Only a number is wanted. Count the lines holding the string "PALABRAS".

==== Provided entries ====

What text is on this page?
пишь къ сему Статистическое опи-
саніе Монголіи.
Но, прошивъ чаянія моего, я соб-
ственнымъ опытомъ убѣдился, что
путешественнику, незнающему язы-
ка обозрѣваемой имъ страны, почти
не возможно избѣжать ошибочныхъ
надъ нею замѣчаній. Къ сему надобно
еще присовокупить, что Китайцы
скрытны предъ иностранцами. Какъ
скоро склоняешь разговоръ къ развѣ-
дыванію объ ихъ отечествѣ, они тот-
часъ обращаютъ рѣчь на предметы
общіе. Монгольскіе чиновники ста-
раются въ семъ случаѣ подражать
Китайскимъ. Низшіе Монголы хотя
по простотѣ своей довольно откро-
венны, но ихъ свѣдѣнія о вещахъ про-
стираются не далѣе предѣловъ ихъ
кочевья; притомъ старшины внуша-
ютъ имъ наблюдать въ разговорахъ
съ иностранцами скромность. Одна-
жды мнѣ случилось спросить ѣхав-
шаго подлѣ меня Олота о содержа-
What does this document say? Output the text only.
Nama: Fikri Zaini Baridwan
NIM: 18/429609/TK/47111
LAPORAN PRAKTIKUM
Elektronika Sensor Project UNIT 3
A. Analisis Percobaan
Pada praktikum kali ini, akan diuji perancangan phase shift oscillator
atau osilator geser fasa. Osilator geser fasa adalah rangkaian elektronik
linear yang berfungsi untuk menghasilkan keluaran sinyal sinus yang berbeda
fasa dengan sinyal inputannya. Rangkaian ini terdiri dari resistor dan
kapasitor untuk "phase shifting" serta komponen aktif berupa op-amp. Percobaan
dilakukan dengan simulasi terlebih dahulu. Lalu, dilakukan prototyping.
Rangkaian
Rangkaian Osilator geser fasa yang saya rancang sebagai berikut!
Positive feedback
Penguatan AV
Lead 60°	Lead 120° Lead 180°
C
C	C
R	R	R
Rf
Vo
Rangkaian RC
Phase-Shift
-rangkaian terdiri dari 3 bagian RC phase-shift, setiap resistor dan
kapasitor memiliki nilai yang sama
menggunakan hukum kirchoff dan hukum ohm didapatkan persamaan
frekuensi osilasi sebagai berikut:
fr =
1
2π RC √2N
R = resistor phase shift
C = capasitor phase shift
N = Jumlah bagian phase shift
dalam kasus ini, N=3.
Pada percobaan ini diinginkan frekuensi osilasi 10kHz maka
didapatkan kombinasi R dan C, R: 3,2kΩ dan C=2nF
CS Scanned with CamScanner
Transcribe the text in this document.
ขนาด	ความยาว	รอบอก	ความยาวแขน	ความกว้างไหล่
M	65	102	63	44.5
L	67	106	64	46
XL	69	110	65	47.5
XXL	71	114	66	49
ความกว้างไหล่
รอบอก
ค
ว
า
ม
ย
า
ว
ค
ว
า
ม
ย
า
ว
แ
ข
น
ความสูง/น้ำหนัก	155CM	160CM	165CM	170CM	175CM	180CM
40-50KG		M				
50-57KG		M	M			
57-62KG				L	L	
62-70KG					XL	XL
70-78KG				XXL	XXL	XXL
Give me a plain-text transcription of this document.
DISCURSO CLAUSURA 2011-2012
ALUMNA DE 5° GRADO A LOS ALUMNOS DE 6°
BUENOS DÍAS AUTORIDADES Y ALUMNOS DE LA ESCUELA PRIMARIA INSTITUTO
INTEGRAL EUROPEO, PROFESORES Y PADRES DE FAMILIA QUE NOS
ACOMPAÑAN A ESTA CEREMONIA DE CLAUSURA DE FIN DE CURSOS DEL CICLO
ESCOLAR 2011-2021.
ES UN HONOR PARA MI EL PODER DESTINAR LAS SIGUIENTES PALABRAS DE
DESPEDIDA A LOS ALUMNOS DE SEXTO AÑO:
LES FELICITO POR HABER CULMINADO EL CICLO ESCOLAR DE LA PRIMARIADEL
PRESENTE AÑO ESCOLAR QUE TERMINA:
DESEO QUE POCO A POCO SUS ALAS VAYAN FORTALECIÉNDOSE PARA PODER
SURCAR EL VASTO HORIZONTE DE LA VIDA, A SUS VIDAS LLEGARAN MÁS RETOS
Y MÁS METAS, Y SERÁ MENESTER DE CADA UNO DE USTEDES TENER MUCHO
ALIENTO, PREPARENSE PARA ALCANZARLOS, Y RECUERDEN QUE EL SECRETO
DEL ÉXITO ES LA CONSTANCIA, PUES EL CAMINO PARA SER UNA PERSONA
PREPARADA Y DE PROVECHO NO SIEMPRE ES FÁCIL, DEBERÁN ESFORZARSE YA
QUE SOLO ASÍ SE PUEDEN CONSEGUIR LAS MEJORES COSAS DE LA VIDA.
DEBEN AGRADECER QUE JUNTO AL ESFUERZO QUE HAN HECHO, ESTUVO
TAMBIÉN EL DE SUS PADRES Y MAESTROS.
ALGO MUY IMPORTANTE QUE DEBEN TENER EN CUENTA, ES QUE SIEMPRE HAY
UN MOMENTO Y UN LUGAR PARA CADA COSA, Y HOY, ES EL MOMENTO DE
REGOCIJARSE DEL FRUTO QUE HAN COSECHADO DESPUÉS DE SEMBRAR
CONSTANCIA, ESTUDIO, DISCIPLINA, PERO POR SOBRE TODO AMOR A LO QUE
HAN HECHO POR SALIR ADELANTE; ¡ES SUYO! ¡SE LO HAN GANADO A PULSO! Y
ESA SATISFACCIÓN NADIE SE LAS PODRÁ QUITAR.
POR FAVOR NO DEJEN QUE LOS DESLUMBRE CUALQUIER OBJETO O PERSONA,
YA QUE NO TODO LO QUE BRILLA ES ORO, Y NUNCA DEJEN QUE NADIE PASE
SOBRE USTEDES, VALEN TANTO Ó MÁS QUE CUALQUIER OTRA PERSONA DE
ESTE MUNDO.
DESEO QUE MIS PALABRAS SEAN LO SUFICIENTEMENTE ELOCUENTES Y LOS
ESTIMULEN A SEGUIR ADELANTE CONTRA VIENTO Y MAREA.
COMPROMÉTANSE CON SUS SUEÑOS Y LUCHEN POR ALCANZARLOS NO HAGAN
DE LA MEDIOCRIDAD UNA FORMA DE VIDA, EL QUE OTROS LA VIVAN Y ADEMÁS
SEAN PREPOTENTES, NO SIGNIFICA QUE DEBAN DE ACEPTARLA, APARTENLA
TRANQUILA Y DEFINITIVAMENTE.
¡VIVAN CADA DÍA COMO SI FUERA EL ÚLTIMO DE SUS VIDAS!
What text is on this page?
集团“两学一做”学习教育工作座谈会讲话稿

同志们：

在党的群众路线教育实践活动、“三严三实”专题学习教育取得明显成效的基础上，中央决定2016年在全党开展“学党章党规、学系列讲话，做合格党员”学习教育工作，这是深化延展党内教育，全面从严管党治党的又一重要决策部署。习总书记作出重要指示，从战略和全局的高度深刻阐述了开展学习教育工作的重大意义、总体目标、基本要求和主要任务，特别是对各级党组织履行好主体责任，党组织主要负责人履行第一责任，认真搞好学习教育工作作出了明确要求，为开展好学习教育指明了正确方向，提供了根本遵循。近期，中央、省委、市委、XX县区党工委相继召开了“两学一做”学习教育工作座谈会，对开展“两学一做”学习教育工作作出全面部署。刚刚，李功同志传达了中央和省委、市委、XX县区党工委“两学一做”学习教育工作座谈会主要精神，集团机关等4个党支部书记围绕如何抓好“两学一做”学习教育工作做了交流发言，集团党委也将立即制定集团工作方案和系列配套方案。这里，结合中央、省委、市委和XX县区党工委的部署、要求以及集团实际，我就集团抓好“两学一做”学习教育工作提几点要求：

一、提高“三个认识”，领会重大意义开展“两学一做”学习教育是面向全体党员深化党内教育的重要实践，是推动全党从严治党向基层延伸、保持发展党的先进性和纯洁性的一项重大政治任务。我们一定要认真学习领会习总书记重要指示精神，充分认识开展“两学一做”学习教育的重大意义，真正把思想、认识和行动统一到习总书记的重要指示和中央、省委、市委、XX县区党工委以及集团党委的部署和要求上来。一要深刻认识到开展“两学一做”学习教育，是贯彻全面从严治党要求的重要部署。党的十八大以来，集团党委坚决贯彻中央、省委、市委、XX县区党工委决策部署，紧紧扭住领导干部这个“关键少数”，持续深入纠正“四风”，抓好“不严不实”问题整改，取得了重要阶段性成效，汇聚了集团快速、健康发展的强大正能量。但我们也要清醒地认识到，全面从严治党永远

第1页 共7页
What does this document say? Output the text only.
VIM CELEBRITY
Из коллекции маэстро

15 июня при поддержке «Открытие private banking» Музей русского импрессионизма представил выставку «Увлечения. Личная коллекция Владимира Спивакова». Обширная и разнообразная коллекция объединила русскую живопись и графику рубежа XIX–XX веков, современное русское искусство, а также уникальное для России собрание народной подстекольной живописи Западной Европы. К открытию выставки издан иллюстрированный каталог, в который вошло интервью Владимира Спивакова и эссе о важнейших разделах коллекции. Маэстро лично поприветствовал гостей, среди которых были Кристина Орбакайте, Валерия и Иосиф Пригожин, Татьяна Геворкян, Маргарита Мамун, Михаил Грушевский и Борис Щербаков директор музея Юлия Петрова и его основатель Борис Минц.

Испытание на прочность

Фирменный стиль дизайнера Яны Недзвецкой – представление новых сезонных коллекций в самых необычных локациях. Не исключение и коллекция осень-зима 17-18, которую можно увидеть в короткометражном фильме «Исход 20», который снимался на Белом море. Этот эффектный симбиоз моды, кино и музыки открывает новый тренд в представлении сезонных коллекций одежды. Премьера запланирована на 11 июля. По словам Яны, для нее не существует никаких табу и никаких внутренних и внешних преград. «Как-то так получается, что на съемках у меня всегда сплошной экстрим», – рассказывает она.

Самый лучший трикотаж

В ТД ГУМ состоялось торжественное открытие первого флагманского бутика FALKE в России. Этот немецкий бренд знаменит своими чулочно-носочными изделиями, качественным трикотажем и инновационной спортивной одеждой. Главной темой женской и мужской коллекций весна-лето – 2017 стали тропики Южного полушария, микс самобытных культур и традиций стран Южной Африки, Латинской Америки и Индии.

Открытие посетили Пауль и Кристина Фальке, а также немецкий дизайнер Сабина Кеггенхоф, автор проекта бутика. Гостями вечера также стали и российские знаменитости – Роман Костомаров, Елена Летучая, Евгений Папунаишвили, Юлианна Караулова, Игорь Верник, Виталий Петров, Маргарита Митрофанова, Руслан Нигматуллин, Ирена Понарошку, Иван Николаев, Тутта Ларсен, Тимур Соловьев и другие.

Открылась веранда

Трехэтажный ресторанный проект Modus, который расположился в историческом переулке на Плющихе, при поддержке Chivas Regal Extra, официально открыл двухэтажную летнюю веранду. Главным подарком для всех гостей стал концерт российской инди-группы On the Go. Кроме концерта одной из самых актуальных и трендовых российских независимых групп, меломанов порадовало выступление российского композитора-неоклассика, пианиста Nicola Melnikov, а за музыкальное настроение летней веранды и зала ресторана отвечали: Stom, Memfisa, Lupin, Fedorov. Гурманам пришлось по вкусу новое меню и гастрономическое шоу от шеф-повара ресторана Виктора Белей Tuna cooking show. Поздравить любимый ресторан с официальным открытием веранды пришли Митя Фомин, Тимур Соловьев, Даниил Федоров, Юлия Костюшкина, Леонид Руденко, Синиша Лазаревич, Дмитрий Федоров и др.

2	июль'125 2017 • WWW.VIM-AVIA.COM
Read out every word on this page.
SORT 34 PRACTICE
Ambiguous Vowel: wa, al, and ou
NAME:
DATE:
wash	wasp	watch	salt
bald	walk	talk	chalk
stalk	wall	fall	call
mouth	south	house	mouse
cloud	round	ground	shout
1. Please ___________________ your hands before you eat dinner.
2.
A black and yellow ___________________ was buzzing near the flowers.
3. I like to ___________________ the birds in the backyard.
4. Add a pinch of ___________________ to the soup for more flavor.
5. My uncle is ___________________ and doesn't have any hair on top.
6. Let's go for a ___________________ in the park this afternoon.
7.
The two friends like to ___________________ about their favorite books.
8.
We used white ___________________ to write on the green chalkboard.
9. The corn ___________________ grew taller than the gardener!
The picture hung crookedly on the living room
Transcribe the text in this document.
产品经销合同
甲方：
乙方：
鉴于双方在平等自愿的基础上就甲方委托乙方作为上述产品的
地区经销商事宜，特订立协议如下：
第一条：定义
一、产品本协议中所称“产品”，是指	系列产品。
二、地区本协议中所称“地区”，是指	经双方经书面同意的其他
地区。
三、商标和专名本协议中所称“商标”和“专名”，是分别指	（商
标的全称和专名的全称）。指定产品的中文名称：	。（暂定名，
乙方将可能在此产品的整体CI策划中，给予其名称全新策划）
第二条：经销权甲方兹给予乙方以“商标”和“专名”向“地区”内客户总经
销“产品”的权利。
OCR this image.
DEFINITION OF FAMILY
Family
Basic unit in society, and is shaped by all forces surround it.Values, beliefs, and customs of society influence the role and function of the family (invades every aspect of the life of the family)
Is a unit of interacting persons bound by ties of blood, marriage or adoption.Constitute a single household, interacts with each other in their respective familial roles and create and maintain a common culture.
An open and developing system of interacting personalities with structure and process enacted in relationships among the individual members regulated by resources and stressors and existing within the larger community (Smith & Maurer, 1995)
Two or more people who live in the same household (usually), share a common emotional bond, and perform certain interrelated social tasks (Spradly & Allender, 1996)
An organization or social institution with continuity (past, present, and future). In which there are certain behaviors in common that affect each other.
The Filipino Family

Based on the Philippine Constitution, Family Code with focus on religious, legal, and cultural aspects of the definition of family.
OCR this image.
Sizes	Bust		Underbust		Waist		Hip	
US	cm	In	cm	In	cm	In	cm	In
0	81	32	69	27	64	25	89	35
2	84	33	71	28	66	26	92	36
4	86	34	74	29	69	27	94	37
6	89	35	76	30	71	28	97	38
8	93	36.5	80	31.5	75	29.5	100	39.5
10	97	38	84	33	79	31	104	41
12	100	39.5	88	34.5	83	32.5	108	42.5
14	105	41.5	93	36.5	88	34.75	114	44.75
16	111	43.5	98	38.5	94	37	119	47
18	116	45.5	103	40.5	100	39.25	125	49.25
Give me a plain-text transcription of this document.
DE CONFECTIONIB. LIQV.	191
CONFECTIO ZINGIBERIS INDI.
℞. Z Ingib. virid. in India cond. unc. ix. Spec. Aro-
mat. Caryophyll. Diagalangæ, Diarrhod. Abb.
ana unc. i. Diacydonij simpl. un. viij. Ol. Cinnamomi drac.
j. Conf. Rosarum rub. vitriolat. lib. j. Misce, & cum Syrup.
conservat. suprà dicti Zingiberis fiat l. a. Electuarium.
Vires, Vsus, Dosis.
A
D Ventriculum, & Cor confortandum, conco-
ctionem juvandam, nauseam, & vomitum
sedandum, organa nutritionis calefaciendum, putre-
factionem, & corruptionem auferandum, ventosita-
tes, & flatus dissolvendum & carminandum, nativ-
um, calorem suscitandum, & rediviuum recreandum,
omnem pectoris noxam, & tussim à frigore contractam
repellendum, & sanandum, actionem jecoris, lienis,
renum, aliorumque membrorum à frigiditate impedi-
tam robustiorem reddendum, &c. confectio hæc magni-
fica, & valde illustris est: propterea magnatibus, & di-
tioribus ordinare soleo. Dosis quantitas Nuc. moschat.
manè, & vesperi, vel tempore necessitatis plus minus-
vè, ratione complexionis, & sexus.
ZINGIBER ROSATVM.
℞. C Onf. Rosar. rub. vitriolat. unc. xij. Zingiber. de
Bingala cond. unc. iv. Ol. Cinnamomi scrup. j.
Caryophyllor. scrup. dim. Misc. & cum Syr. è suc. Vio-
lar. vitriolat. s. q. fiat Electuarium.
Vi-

====

= Response below =
2